● Data shown:
★ ★ ★ ★ ★ ★ ★

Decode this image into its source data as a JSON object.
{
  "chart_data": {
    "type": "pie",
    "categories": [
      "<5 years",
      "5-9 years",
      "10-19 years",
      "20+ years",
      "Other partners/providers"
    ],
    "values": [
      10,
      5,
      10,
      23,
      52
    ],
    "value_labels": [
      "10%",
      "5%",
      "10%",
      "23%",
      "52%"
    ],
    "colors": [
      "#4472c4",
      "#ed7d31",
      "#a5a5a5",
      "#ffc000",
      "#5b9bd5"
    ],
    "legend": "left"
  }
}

★ ★ ★ ★ ★ ★ ★

● Given instruction:
Copy out each line exactly as written.

● Output of the exercise:
Decode this image into its source data as a JSON object.
{
  "chart_data": {
    "type": "pie",
    "categories": [
      "<5 years",
      "5-9 years",
      "10-19 years",
      "20+ years",
      "Other partners/providers"
    ],
    "values": [
      10,
      5,
      10,
      23,
      52
    ],
    "value_labels": [
      "10%",
      "5%",
      "10%",
      "23%",
      "52%"
    ],
    "colors": [
      "#4472c4",
      "#ed7d31",
      "#a5a5a5",
      "#ffc000",
      "#5b9bd5"
    ],
    "legend": "left"
  }
}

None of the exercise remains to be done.